-- Problem to work on --
Write the entries out again exactly as they stand, but without the pictures.

── Data supplied

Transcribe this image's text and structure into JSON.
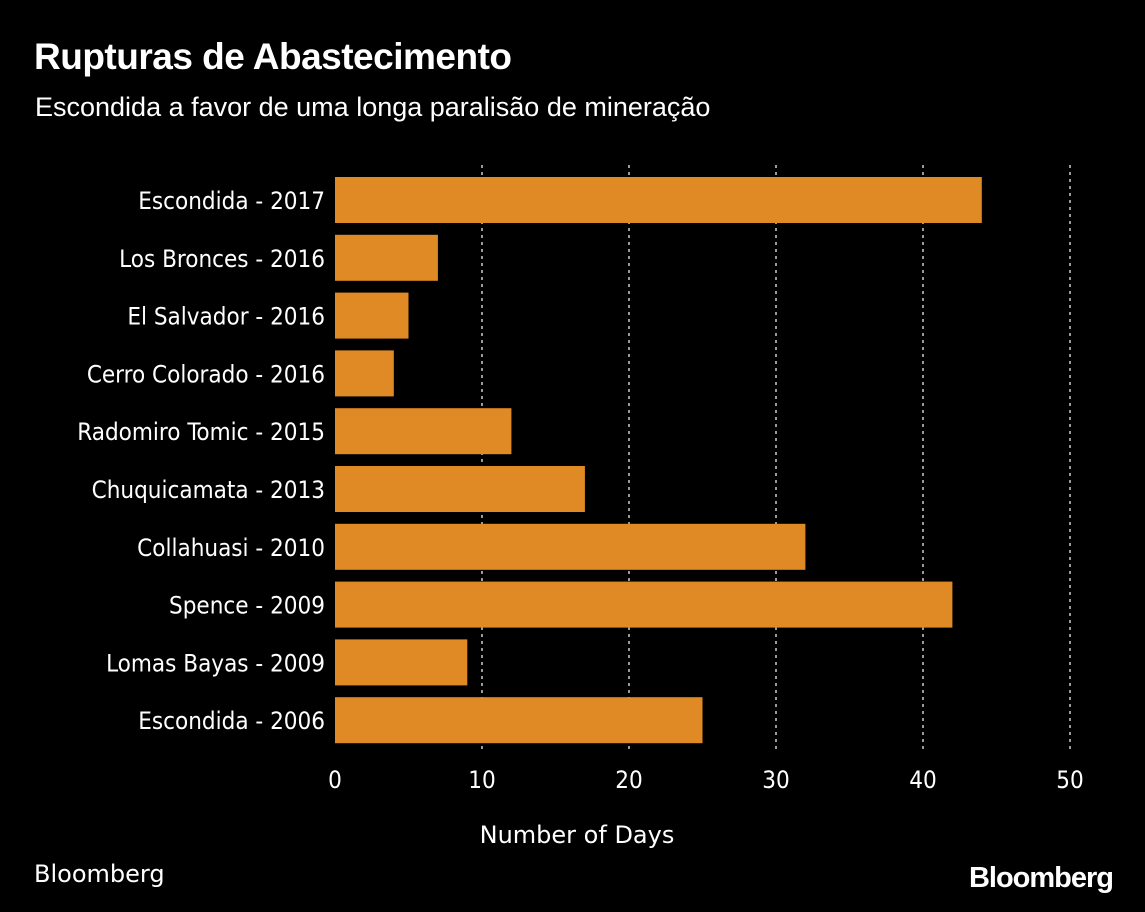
{
  "chart_data": {
    "type": "bar",
    "orientation": "horizontal",
    "title": "Rupturas de Abastecimento",
    "subtitle": "Escondida a favor de uma longa paralisão de mineração",
    "categories": [
      "Escondida - 2017",
      "Los Bronces - 2016",
      "El Salvador - 2016",
      "Cerro Colorado - 2016",
      "Radomiro Tomic - 2015",
      "Chuquicamata - 2013",
      "Collahuasi - 2010",
      "Spence - 2009",
      "Lomas Bayas - 2009",
      "Escondida - 2006"
    ],
    "values": [
      44,
      7,
      5,
      4,
      12,
      17,
      32,
      42,
      9,
      25
    ],
    "xlabel": "Number of Days",
    "ylabel": "",
    "xlim": [
      0,
      50
    ],
    "xticks": [
      0,
      10,
      20,
      30,
      40,
      50
    ],
    "grid": true,
    "bar_color": "#e08a25"
  },
  "source": "Bloomberg",
  "logo": "Bloomberg"
}
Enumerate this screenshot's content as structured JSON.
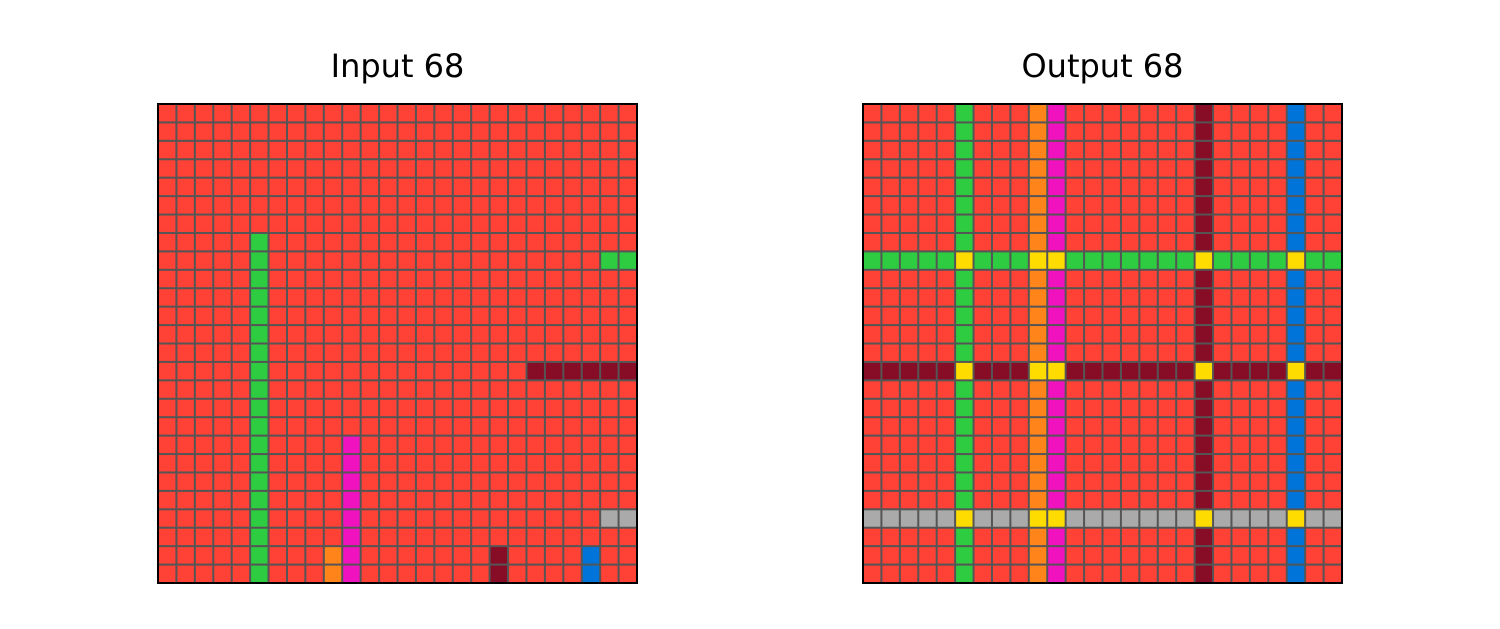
{
  "panels": [
    {
      "title": "Input 68",
      "rows": 26,
      "cols": 26,
      "background": 2,
      "cells": [
        {
          "color": 3,
          "col": 5,
          "rows": [
            7,
            25
          ]
        },
        {
          "color": 3,
          "row": 8,
          "cols": [
            24,
            25
          ]
        },
        {
          "color": 9,
          "row": 14,
          "cols": [
            20,
            25
          ]
        },
        {
          "color": 6,
          "col": 10,
          "rows": [
            18,
            25
          ]
        },
        {
          "color": 7,
          "col": 9,
          "rows": [
            24,
            25
          ]
        },
        {
          "color": 9,
          "col": 18,
          "rows": [
            24,
            25
          ]
        },
        {
          "color": 1,
          "col": 23,
          "rows": [
            24,
            25
          ]
        },
        {
          "color": 5,
          "row": 22,
          "cols": [
            24,
            25
          ]
        }
      ]
    },
    {
      "title": "Output 68",
      "rows": 26,
      "cols": 26,
      "background": 2,
      "col_lines": [
        {
          "index": 5,
          "color": 3
        },
        {
          "index": 9,
          "color": 7
        },
        {
          "index": 10,
          "color": 6
        },
        {
          "index": 18,
          "color": 9
        },
        {
          "index": 23,
          "color": 1
        }
      ],
      "row_lines": [
        {
          "index": 8,
          "color": 3
        },
        {
          "index": 14,
          "color": 9
        },
        {
          "index": 22,
          "color": 5
        }
      ],
      "intersection_color": 4
    }
  ],
  "palette": {
    "1": "#0074D9",
    "2": "#FF4136",
    "3": "#2ECC40",
    "4": "#FFDC00",
    "5": "#AAAAAA",
    "6": "#F012BE",
    "7": "#FF851B",
    "9": "#870C25"
  },
  "grid_line_color": "#555555"
}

────

-- Result for this task --
Transcribe this image's text and structure into JSON.
{
  "chart_data": {
    "type": "bar",
    "orientation": "horizontal",
    "title": "Rupturas de Abastecimento",
    "subtitle": "Escondida a favor de uma longa paralisão de mineração",
    "categories": [
      "Escondida - 2017",
      "Los Bronces - 2016",
      "El Salvador - 2016",
      "Cerro Colorado - 2016",
      "Radomiro Tomic - 2015",
      "Chuquicamata - 2013",
      "Collahuasi - 2010",
      "Spence - 2009",
      "Lomas Bayas - 2009",
      "Escondida - 2006"
    ],
    "values": [
      44,
      7,
      5,
      4,
      12,
      17,
      32,
      42,
      9,
      25
    ],
    "xlabel": "Number of Days",
    "ylabel": "",
    "xlim": [
      0,
      50
    ],
    "xticks": [
      0,
      10,
      20,
      30,
      40,
      50
    ],
    "grid": true,
    "bar_color": "#e08a25"
  },
  "source": "Bloomberg",
  "logo": "Bloomberg"
}
Enumerate this screenshot's content as structured JSON.
{
  "panels": [
    {
      "title": "Input 68",
      "rows": 26,
      "cols": 26,
      "background": 2,
      "cells": [
        {
          "color": 3,
          "col": 5,
          "rows": [
            7,
            25
          ]
        },
        {
          "color": 3,
          "row": 8,
          "cols": [
            24,
            25
          ]
        },
        {
          "color": 9,
          "row": 14,
          "cols": [
            20,
            25
          ]
        },
        {
          "color": 6,
          "col": 10,
          "rows": [
            18,
            25
          ]
        },
        {
          "color": 7,
          "col": 9,
          "rows": [
            24,
            25
          ]
        },
        {
          "color": 9,
          "col": 18,
          "rows": [
            24,
            25
          ]
        },
        {
          "color": 1,
          "col": 23,
          "rows": [
            24,
            25
          ]
        },
        {
          "color": 5,
          "row": 22,
          "cols": [
            24,
            25
          ]
        }
      ]
    },
    {
      "title": "Output 68",
      "rows": 26,
      "cols": 26,
      "background": 2,
      "col_lines": [
        {
          "index": 5,
          "color": 3
        },
        {
          "index": 9,
          "color": 7
        },
        {
          "index": 10,
          "color": 6
        },
        {
          "index": 18,
          "color": 9
        },
        {
          "index": 23,
          "color": 1
        }
      ],
      "row_lines": [
        {
          "index": 8,
          "color": 3
        },
        {
          "index": 14,
          "color": 9
        },
        {
          "index": 22,
          "color": 5
        }
      ],
      "intersection_color": 4
    }
  ],
  "palette": {
    "1": "#0074D9",
    "2": "#FF4136",
    "3": "#2ECC40",
    "4": "#FFDC00",
    "5": "#AAAAAA",
    "6": "#F012BE",
    "7": "#FF851B",
    "9": "#870C25"
  },
  "grid_line_color": "#555555"
}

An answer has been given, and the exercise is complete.